SHORT TASK: Copy out the lines that have "السيطرة" in them.
# Start of PROVIDED DATA
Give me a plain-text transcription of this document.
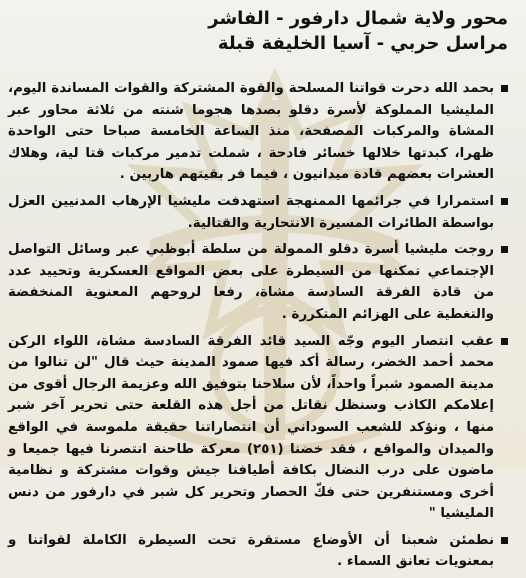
محور ولاية شمال دارفور - الفاشر
مراسل حربي - آسيا الخليفة قبلة

بحمد الله دحرت قواتنا المسلحة والقوة المشتركة والقوات المساندة اليوم، المليشيا المملوكة لأسرة دقلو بصدها هجوما شنته من ثلاثة محاور عبر المشاة والمركبات المصفحة، منذ الساعة الخامسة صباحا حتى الواحدة ظهرا، كبدتها خلالها خسائر فادحة ، شملت تدمير مركبات قتا لية، وهلاك العشرات بعضهم قادة ميدانيون ، فيما فر بقيتهم هاربين .

استمرارا في جرائمها الممنهجة استهدفت مليشيا الإرهاب المدنيين العزل بواسطة الطائرات المسيرة الانتحارية والقتالية.

روجت مليشيا أسرة دقلو الممولة من سلطة أبوظبي عبر وسائل التواصل الإجتماعي تمكنها من السيطرة على بعض المواقع العسكرية وتحييد عدد من قادة الفرقة السادسة مشاة، رفعا لروحهم المعنوية المنخفضة والتغطية على الهزائم المتكررة .

عقب انتصار اليوم وجّه السيد قائد الفرقة السادسة مشاة، اللواء الركن محمد أحمد الخضر، رسالة أكد فيها صمود المدينة حيث قال "لن تنالوا من مدينة الصمود شبراً واحداً، لأن سلاحنا بتوفيق الله وعزيمة الرجال أقوى من إعلامكم الكاذب وسنظل نقاتل من أجل هذه القلعة حتى تحرير آخر شبر منها ، ونؤكد للشعب السوداني أن انتصاراتنا حقيقة ملموسة في الواقع والميدان والمواقع ، فقد خضنا (٢٥١) معركة طاحنة انتصرنا فيها جميعا و ماضون على درب النضال بكافة أطيافنا جيش وقوات مشتركة و نظامية أخرى ومستنفرين حتى فكّ الحصار وتحرير كل شبر في دارفور من دنس المليشيا "

نطمئن شعبنا أن الأوضاع مستقرة تحت السيطرة الكاملة لقواتنا و بمعنويات تعانق السماء .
# End of PROVIDED DATA
TASK RESPONSE:
روجت مليشيا أسرة دقلو الممولة من سلطة أبوظبي عبر وسائل التواصل الإجتماعي تمكنها من السيطرة على بعض المواقع العسكرية وتحييد عدد من قادة الفرقة السادسة مشاة، رفعا لروحهم المعنوية المنخفضة والتغطية على الهزائم المتكررة .
نطمئن شعبنا أن الأوضاع مستقرة تحت السيطرة الكاملة لقواتنا و بمعنويات تعانق السماء .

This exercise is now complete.